# DATASET RECORDS
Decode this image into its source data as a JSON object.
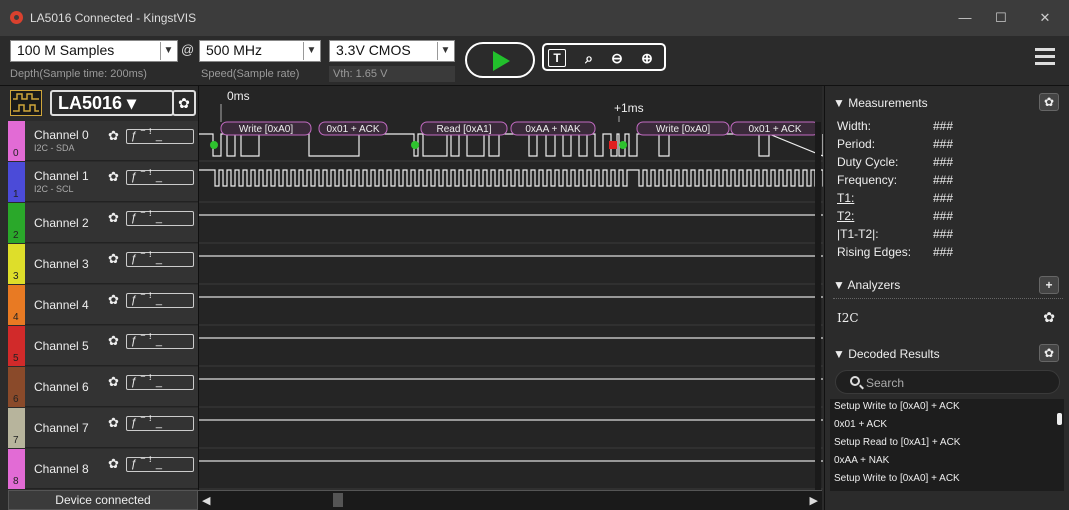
{
  "window": {
    "title": "LA5016 Connected - KingstVIS",
    "min": "—",
    "max": "☐",
    "close": "✕"
  },
  "toolbar": {
    "samples": "100 M Samples",
    "at": "@",
    "rate": "500 MHz",
    "voltage": "3.3V CMOS",
    "depth_label": "Depth(Sample time: 200ms)",
    "speed_label": "Speed(Sample rate)",
    "vth_label": "Vth: 1.65 V"
  },
  "device": {
    "name": "LA5016 ▾"
  },
  "time": {
    "t0": "0ms",
    "t1": "+1ms"
  },
  "channels": [
    {
      "name": "Channel 0",
      "num": "0",
      "sub": "I2C - SDA",
      "color": "#e26bd5"
    },
    {
      "name": "Channel 1",
      "num": "1",
      "sub": "I2C - SCL",
      "color": "#4b4bd8"
    },
    {
      "name": "Channel 2",
      "num": "2",
      "sub": "",
      "color": "#2aa82a"
    },
    {
      "name": "Channel 3",
      "num": "3",
      "sub": "",
      "color": "#dede2a"
    },
    {
      "name": "Channel 4",
      "num": "4",
      "sub": "",
      "color": "#e87a23"
    },
    {
      "name": "Channel 5",
      "num": "5",
      "sub": "",
      "color": "#d12a2a"
    },
    {
      "name": "Channel 6",
      "num": "6",
      "sub": "",
      "color": "#8a4a2a"
    },
    {
      "name": "Channel 7",
      "num": "7",
      "sub": "",
      "color": "#b7b49c"
    },
    {
      "name": "Channel 8",
      "num": "8",
      "sub": "",
      "color": "#e26bd5"
    }
  ],
  "decodes": [
    "Write [0xA0]",
    "0x01 + ACK",
    "Read [0xA1]",
    "0xAA + NAK",
    "Write [0xA0]",
    "0x01 + ACK"
  ],
  "status": "Device connected",
  "measurements": {
    "header": "▼ Measurements",
    "rows": [
      {
        "label": "Width:",
        "value": "###"
      },
      {
        "label": "Period:",
        "value": "###"
      },
      {
        "label": "Duty Cycle:",
        "value": "###"
      },
      {
        "label": "Frequency:",
        "value": "###"
      },
      {
        "label": "T1:",
        "value": "###"
      },
      {
        "label": "T2:",
        "value": "###"
      },
      {
        "label": "|T1-T2|:",
        "value": "###"
      },
      {
        "label": "Rising Edges:",
        "value": "###"
      }
    ]
  },
  "analyzers": {
    "header": "▼ Analyzers",
    "items": [
      "I2C"
    ],
    "add": "+"
  },
  "decoded": {
    "header": "▼ Decoded Results",
    "search_placeholder": "Search",
    "results": [
      "Setup Write to [0xA0] + ACK",
      "0x01 + ACK",
      "Setup Read to [0xA1] + ACK",
      "0xAA + NAK",
      "Setup Write to [0xA0] + ACK"
    ]
  }
}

# OBJECTIVE
Repeat the data in full and exactly. Omit pictures.

# ANSWER BELOW
Decode this image into its source data as a JSON object.
{
  "window": {
    "title": "LA5016 Connected - KingstVIS",
    "min": "—",
    "max": "☐",
    "close": "✕"
  },
  "toolbar": {
    "samples": "100 M Samples",
    "at": "@",
    "rate": "500 MHz",
    "voltage": "3.3V CMOS",
    "depth_label": "Depth(Sample time: 200ms)",
    "speed_label": "Speed(Sample rate)",
    "vth_label": "Vth: 1.65 V"
  },
  "device": {
    "name": "LA5016 ▾"
  },
  "time": {
    "t0": "0ms",
    "t1": "+1ms"
  },
  "channels": [
    {
      "name": "Channel 0",
      "num": "0",
      "sub": "I2C - SDA",
      "color": "#e26bd5"
    },
    {
      "name": "Channel 1",
      "num": "1",
      "sub": "I2C - SCL",
      "color": "#4b4bd8"
    },
    {
      "name": "Channel 2",
      "num": "2",
      "sub": "",
      "color": "#2aa82a"
    },
    {
      "name": "Channel 3",
      "num": "3",
      "sub": "",
      "color": "#dede2a"
    },
    {
      "name": "Channel 4",
      "num": "4",
      "sub": "",
      "color": "#e87a23"
    },
    {
      "name": "Channel 5",
      "num": "5",
      "sub": "",
      "color": "#d12a2a"
    },
    {
      "name": "Channel 6",
      "num": "6",
      "sub": "",
      "color": "#8a4a2a"
    },
    {
      "name": "Channel 7",
      "num": "7",
      "sub": "",
      "color": "#b7b49c"
    },
    {
      "name": "Channel 8",
      "num": "8",
      "sub": "",
      "color": "#e26bd5"
    }
  ],
  "decodes": [
    "Write [0xA0]",
    "0x01 + ACK",
    "Read [0xA1]",
    "0xAA + NAK",
    "Write [0xA0]",
    "0x01 + ACK"
  ],
  "status": "Device connected",
  "measurements": {
    "header": "▼ Measurements",
    "rows": [
      {
        "label": "Width:",
        "value": "###"
      },
      {
        "label": "Period:",
        "value": "###"
      },
      {
        "label": "Duty Cycle:",
        "value": "###"
      },
      {
        "label": "Frequency:",
        "value": "###"
      },
      {
        "label": "T1:",
        "value": "###"
      },
      {
        "label": "T2:",
        "value": "###"
      },
      {
        "label": "|T1-T2|:",
        "value": "###"
      },
      {
        "label": "Rising Edges:",
        "value": "###"
      }
    ]
  },
  "analyzers": {
    "header": "▼ Analyzers",
    "items": [
      "I2C"
    ],
    "add": "+"
  },
  "decoded": {
    "header": "▼ Decoded Results",
    "search_placeholder": "Search",
    "results": [
      "Setup Write to [0xA0] + ACK",
      "0x01 + ACK",
      "Setup Read to [0xA1] + ACK",
      "0xAA + NAK",
      "Setup Write to [0xA0] + ACK"
    ]
  }
}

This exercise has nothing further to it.